■ TASK INSTRUCTIONS ■
Each entry below is to be printed verbatim.

■ DATA FOR THE TASK ■
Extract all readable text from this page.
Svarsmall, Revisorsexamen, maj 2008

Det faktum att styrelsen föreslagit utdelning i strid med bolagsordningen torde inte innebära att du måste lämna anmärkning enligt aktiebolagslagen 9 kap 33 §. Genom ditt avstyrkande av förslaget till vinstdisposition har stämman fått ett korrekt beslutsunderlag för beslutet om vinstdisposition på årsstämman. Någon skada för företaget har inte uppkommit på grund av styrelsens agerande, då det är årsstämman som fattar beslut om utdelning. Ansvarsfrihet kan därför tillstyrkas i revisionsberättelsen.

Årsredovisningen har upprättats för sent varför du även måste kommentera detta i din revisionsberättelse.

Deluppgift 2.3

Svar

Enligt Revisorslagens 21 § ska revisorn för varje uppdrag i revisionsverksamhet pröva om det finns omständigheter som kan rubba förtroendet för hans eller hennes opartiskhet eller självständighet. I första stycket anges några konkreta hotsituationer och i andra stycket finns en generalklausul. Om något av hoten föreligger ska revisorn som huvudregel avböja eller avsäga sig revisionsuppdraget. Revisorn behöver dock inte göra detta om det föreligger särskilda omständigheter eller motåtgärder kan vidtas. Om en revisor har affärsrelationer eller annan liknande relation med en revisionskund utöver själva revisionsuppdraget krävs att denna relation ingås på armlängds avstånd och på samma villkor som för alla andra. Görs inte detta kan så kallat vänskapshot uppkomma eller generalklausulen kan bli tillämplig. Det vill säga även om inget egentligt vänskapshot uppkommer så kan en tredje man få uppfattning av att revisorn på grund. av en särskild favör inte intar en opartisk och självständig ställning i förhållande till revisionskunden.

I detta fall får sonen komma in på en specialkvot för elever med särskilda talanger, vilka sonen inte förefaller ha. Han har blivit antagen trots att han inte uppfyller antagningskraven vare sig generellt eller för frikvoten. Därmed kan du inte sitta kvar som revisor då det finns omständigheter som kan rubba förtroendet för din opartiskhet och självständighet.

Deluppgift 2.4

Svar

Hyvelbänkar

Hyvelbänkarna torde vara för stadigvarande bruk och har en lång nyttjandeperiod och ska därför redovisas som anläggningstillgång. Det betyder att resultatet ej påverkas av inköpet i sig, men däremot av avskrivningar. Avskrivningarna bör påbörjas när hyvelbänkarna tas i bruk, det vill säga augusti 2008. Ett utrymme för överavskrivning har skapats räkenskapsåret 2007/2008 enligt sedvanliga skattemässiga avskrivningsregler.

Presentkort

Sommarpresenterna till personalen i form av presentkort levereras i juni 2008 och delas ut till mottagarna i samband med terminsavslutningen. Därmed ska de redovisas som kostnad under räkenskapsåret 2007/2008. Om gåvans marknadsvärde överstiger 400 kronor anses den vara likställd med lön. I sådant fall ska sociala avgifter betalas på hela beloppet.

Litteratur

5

■ WRITTEN RESPONSE ■
Extract all readable text from this page.
Svarsmall, Revisorsexamen, maj 2008

Det faktum att styrelsen föreslagit utdelning i strid med bolagsordningen torde inte innebära att du måste lämna anmärkning enligt aktiebolagslagen 9 kap 33 §. Genom ditt avstyrkande av förslaget till vinstdisposition har stämman fått ett korrekt beslutsunderlag för beslutet om vinstdisposition på årsstämman. Någon skada för företaget har inte uppkommit på grund av styrelsens agerande, då det är årsstämman som fattar beslut om utdelning. Ansvarsfrihet kan därför tillstyrkas i revisionsberättelsen.

Årsredovisningen har upprättats för sent varför du även måste kommentera detta i din revisionsberättelse.

Deluppgift 2.3

Svar

Enligt Revisorslagens 21 § ska revisorn för varje uppdrag i revisionsverksamhet pröva om det finns omständigheter som kan rubba förtroendet för hans eller hennes opartiskhet eller självständighet. I första stycket anges några konkreta hotsituationer och i andra stycket finns en generalklausul. Om något av hoten föreligger ska revisorn som huvudregel avböja eller avsäga sig revisionsuppdraget. Revisorn behöver dock inte göra detta om det föreligger särskilda omständigheter eller motåtgärder kan vidtas. Om en revisor har affärsrelationer eller annan liknande relation med en revisionskund utöver själva revisionsuppdraget krävs att denna relation ingås på armlängds avstånd och på samma villkor som för alla andra. Görs inte detta kan så kallat vänskapshot uppkomma eller generalklausulen kan bli tillämplig. Det vill säga även om inget egentligt vänskapshot uppkommer så kan en tredje man få uppfattning av att revisorn på grund. av en särskild favör inte intar en opartisk och självständig ställning i förhållande till revisionskunden.

I detta fall får sonen komma in på en specialkvot för elever med särskilda talanger, vilka sonen inte förefaller ha. Han har blivit antagen trots att han inte uppfyller antagningskraven vare sig generellt eller för frikvoten. Därmed kan du inte sitta kvar som revisor då det finns omständigheter som kan rubba förtroendet för din opartiskhet och självständighet.

Deluppgift 2.4

Svar

Hyvelbänkar

Hyvelbänkarna torde vara för stadigvarande bruk och har en lång nyttjandeperiod och ska därför redovisas som anläggningstillgång. Det betyder att resultatet ej påverkas av inköpet i sig, men däremot av avskrivningar. Avskrivningarna bör påbörjas när hyvelbänkarna tas i bruk, det vill säga augusti 2008. Ett utrymme för överavskrivning har skapats räkenskapsåret 2007/2008 enligt sedvanliga skattemässiga avskrivningsregler.

Presentkort

Sommarpresenterna till personalen i form av presentkort levereras i juni 2008 och delas ut till mottagarna i samband med terminsavslutningen. Därmed ska de redovisas som kostnad under räkenskapsåret 2007/2008. Om gåvans marknadsvärde överstiger 400 kronor anses den vara likställd med lön. I sådant fall ska sociala avgifter betalas på hela beloppet.

Litteratur

5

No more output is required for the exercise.